--- begin ---

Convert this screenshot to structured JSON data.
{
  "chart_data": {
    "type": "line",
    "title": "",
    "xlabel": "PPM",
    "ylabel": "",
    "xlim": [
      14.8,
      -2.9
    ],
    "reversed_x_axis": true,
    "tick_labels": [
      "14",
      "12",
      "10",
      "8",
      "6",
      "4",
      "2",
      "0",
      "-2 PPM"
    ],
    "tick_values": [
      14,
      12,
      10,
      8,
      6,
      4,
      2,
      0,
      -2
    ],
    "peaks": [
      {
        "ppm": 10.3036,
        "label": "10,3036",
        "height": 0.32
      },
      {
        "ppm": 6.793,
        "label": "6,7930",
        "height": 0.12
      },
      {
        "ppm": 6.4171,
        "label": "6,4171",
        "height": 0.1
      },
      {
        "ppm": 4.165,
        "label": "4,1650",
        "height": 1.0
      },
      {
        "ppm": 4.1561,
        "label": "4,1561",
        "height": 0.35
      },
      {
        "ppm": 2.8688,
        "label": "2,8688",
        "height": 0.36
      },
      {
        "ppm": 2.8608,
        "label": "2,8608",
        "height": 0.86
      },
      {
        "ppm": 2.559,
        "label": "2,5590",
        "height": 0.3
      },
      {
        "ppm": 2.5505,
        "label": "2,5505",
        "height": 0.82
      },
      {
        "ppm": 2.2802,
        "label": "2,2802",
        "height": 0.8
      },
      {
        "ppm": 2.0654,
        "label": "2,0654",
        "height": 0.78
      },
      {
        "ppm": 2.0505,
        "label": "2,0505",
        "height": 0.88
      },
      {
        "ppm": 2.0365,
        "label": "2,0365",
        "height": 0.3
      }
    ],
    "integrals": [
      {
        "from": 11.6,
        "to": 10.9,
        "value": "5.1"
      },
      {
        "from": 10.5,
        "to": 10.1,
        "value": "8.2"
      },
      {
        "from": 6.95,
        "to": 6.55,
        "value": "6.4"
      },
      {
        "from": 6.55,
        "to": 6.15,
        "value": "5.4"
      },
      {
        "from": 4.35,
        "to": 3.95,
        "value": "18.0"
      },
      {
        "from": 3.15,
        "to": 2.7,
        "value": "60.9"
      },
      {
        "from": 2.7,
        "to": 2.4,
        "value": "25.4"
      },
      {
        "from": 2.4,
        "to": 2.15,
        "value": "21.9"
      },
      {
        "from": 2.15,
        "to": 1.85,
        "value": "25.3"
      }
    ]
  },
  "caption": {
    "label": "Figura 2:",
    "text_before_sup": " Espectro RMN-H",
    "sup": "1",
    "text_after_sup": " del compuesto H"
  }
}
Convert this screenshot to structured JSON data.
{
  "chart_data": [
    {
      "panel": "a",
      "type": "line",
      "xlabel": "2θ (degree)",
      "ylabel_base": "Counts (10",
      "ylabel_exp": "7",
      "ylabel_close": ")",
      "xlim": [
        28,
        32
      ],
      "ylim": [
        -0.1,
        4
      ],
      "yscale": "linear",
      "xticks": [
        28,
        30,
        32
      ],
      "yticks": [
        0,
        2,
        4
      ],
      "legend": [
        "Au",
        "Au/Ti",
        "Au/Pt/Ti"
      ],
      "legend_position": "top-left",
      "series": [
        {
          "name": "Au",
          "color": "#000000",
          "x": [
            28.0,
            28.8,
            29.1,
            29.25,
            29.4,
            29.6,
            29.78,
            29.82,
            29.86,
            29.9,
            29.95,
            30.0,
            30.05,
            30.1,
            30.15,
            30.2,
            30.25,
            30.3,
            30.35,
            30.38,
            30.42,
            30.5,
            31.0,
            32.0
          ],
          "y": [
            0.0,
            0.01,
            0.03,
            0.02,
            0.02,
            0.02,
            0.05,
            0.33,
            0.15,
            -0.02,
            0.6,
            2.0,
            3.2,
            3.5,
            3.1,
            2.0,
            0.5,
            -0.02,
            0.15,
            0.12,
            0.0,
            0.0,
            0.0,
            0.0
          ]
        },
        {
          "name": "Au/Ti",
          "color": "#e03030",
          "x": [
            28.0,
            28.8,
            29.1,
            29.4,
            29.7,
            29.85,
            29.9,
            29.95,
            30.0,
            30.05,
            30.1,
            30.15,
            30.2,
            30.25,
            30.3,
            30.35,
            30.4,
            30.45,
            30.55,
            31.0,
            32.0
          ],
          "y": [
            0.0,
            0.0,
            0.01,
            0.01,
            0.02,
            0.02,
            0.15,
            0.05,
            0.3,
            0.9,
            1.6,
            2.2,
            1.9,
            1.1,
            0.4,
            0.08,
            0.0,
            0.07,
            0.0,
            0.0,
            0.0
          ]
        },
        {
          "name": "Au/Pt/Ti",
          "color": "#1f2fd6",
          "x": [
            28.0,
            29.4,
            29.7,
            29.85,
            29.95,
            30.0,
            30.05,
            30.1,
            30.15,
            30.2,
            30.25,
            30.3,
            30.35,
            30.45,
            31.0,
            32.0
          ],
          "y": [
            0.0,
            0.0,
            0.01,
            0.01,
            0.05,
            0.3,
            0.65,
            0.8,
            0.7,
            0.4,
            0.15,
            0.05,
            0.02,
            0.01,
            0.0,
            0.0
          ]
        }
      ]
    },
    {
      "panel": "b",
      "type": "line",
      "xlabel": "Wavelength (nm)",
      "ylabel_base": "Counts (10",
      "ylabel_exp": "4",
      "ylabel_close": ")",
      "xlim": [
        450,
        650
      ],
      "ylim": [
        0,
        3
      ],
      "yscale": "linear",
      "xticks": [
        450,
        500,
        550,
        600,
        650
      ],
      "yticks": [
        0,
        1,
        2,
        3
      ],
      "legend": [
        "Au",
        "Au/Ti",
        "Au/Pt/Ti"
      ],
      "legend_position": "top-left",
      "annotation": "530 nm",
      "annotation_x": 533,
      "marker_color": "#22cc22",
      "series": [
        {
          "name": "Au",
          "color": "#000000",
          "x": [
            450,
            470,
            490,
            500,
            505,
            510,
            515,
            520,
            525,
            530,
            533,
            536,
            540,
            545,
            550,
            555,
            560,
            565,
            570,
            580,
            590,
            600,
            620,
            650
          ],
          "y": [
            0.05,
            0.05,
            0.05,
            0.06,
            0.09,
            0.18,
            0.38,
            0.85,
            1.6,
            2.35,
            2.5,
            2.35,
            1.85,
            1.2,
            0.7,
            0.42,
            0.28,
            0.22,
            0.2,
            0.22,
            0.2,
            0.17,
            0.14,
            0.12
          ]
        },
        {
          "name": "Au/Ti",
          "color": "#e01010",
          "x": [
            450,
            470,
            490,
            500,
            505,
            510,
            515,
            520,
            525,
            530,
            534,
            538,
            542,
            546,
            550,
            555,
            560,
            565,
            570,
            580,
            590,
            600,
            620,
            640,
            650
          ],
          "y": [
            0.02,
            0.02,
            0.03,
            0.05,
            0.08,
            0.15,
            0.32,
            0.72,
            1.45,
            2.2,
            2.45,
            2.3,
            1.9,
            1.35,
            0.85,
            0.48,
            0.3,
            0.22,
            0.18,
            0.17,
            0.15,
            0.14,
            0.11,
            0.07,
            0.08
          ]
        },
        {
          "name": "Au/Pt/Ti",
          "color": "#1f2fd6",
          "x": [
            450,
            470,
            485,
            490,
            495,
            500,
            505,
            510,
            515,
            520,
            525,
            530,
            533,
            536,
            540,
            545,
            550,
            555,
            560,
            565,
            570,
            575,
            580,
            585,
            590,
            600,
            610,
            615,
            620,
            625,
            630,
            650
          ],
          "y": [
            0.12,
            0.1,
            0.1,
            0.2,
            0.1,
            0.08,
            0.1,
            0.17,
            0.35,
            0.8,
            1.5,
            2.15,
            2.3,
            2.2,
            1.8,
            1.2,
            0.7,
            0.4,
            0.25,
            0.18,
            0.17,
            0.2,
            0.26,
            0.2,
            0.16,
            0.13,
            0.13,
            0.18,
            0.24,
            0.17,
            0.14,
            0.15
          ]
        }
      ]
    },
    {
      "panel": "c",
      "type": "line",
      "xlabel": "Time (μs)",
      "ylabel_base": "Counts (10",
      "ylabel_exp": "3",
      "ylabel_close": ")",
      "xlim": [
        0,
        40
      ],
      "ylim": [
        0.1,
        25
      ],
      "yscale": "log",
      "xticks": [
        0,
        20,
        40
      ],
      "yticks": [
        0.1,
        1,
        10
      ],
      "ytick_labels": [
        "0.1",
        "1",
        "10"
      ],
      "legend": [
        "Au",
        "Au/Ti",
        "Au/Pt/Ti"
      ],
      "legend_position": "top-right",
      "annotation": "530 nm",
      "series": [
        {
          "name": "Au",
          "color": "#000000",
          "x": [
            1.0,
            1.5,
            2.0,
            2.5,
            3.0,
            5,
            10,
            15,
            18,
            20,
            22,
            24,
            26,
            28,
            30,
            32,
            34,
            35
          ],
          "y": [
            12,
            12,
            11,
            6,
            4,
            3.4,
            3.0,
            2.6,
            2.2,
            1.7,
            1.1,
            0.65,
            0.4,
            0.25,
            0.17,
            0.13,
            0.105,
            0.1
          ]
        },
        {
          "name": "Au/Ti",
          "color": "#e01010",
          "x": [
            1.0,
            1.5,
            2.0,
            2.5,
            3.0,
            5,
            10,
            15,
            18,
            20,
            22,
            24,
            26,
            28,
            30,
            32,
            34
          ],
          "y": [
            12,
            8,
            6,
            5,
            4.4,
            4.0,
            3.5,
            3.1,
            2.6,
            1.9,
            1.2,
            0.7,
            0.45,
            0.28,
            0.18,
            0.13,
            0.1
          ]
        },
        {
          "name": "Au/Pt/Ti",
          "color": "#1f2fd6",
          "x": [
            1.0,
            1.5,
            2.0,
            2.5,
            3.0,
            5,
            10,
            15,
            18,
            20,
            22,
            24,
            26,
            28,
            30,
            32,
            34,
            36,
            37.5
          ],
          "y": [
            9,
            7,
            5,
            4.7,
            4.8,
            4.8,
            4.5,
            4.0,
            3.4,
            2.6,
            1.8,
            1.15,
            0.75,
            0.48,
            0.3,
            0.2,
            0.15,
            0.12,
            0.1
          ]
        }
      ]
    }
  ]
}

--- end ---

● **Instruction**
Using the records above, copy every line that has the word "from" in it.

● **Task result**
        "from": 11.6,
        "from": 10.5,
        "from": 6.95,
        "from": 6.55,
        "from": 4.35,
        "from": 3.15,
        "from": 2.7,
        "from": 2.4,
        "from": 2.15,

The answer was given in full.